### EXTRACT TO READ:
---*---

A successful test of the Terminal High Altitude Area Defense (THAAD) missile defense system has put the program on track, clearing the way for a final set of flight tests to be concluded in 2010.

On June 25, the U.S. Army, as the program lead, fired a THAAD interceptor against an air-launched target for the first time at the U.S. Navy’s Pacific Missile Range Facility (PMRF) in Hawaii, destroying a reentry vehicle on an inbound missile threat for the ninth of 14 eventual flight tests in the program, Colonel William Lamb, THAAD program manager told Military Space & Missile Forum.

“The test scenario involved a medium- range threat representative target that was air launched from a C-17 over the Pacific,” Lamb explained. “It’s a pretty fantastic thing when you watch it. The target is mounted on a pallet. It is jettisoned out of the backend of the C-17. Parachutes come out and they orient the target. The parachutes are cut away; the pallets are cut away. The target ignites and it flies 500-plus miles and then we intercept it over the Pacific. It’s amazing technology that allows it to do that.”

The C-17 flew from the decommissioned USS Tripoli, which has served as a missile launch platform for earlier flight tests. This test also involved the first time THAAD demonstrated its effectiveness against a separating target. The target’s booster rocket fell away, leaving a reentry vehicle with a payload and a separating booster for THAAD radar to distinguish between.

“That’s a more complex target, particularly from a radar perspective. The THAAD radar is an X-band phased array radar. X-band radars are very good for discrimination and being able to discern out the reentry vehicle or other components or debris of a target complex,” Lamb noted.

The radar worked perfectly, zeroing in on its intended target, tracking it and guiding the interceptor to meet the appropriate threat. This ninth test in the latest series of THAAD flight tests was the fifth test to intercept a target—and all five have been successful.

The test also was the fourth conducted at the PMRF, Lamb added. The Army conducted previous tests at the White Sands Missile Range, but the program left there in 2006 to take advantage of expanded opportunities for testing at PMRF. In addition to intercepting airlaunched targets, the Army also can interoperate with the Aegis Ballistic Missile Defense System to demonstrate an integrated missile defense capability.

---*---

### EXTRACTED MATERIAL:
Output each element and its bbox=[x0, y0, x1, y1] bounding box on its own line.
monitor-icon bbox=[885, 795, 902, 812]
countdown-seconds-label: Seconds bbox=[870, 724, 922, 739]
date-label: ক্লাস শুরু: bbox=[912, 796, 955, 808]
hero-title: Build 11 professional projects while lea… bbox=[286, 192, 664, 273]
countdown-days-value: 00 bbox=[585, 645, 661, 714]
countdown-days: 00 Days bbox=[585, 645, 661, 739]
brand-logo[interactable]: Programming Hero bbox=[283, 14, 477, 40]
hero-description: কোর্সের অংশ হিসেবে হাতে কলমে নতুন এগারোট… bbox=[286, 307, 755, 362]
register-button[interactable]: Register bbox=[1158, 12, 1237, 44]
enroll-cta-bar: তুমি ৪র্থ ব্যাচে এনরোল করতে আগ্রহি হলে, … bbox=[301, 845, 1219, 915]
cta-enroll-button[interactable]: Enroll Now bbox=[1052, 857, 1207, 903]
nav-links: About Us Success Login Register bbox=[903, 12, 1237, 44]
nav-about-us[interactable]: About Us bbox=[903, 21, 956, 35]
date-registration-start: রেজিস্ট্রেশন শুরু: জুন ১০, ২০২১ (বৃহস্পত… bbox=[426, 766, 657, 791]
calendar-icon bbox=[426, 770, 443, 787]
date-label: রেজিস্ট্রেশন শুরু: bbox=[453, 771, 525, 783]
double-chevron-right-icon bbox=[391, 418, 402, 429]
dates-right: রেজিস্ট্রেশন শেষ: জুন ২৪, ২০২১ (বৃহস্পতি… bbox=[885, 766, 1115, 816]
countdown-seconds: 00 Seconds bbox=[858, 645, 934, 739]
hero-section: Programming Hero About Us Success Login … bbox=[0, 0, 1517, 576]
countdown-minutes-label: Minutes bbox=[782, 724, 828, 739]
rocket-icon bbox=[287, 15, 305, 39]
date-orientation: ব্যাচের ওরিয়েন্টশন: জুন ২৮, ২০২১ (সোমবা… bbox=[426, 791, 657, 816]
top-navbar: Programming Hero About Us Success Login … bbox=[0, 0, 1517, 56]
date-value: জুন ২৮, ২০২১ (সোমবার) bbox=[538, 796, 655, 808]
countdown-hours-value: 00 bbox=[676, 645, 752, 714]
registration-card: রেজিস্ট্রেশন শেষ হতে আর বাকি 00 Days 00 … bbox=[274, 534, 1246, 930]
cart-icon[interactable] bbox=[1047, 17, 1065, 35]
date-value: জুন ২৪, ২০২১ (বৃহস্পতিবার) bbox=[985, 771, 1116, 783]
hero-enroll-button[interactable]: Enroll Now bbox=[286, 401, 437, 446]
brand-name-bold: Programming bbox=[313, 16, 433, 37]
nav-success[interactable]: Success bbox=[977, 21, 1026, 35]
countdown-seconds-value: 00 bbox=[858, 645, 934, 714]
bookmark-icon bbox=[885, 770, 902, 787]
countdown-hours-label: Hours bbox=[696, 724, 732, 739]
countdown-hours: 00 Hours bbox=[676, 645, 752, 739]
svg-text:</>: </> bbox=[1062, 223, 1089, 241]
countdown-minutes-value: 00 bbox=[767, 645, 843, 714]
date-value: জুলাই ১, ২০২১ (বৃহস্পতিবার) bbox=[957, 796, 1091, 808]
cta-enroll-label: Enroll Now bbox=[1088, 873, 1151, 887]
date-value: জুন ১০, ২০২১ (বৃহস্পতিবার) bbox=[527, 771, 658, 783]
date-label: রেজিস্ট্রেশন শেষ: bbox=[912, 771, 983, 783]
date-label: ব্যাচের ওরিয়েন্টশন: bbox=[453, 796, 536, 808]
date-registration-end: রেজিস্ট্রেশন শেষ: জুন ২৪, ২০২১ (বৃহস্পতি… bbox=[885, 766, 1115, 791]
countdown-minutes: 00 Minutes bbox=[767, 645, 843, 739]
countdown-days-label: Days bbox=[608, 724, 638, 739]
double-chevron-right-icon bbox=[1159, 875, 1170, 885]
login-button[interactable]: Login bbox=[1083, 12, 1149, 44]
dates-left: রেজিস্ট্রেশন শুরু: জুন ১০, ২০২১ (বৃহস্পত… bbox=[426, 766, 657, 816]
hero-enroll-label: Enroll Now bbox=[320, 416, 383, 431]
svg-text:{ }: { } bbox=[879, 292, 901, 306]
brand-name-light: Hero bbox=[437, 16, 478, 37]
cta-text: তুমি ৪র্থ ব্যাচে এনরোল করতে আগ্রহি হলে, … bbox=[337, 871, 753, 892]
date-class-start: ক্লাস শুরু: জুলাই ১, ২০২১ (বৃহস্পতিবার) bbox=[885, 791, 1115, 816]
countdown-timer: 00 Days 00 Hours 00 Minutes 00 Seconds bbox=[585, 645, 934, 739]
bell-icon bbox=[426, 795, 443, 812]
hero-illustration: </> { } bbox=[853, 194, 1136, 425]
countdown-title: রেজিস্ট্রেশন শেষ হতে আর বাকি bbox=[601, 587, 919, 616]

---*---

### STATED TASK 1:
In the records, switch "professional" to "real-world" throughout the stretch from the start of the records through the line containing "bbox=[1158, 12, 1237, 44]", leaving everything else unchanged, and give only those lines.
### STATED TASK 2:
Resume the article on the THAAD missile defense flight test from where it stops.

### TASK ANSWER 1:
Output each element and its bbox=[x0, y0, x1, y1] bounding box on its own line.
monitor-icon bbox=[885, 795, 902, 812]
countdown-seconds-label: Seconds bbox=[870, 724, 922, 739]
date-label: ক্লাস শুরু: bbox=[912, 796, 955, 808]
hero-title: Build 11 real-world projects while lea… bbox=[286, 192, 664, 273]
countdown-days-value: 00 bbox=[585, 645, 661, 714]
countdown-days: 00 Days bbox=[585, 645, 661, 739]
brand-logo[interactable]: Programming Hero bbox=[283, 14, 477, 40]
hero-description: কোর্সের অংশ হিসেবে হাতে কলমে নতুন এগারোট… bbox=[286, 307, 755, 362]
register-button[interactable]: Register bbox=[1158, 12, 1237, 44]

### TASK ANSWER 2:
“On this particular test, we passed a cue to an AEGIS ship that was participating in the test,” Lamb elaborated. “  By cue, I mean our radar acquired the incoming ballistic missile target and passed that track data to the Aegis BMD system. That enabled its SPY-1 radar to acquire, track and conduct a simulated engagement against that ballistic missile.”

THAAD faces five more flight tests in the next several years, the next of which is scheduled for September. During that test, the Army Test and Evaluation Command will assess the missile defense system’s performance to provide its stamp of approval to the program.

“When you come to one of these flight tests, you are intercepting a bullet with a bullet in space,” Lamb stated. “THAAD can intercept inside the atmosphere and outside the atmosphere.

It’s the only system out there that does that. When you go to a flight test, you are intercepting with very tight tolerances and you need to have high confidence that you have a solid, proven design.”

The Missile Defense Agency and its chief THAAD contractor, Lockheed Martin, have that confidence.

PIECES OF THAAD

The THAAD model is actually fully validated prior to a flight test, Tom McGrath, THAAD program manager at Lockheed Martin, told MSMF.

“We are unique,” McGrath declared. “When you look around, five for five is a pretty impressive capability to demonstrate. I don’t think anyone else has done that well. In our opinion, it’s nine for nine because it was just as complicated to make all of those missions happen successfully. We believe we have the right planning, procedures and processes that will keep us going forward on this successful path.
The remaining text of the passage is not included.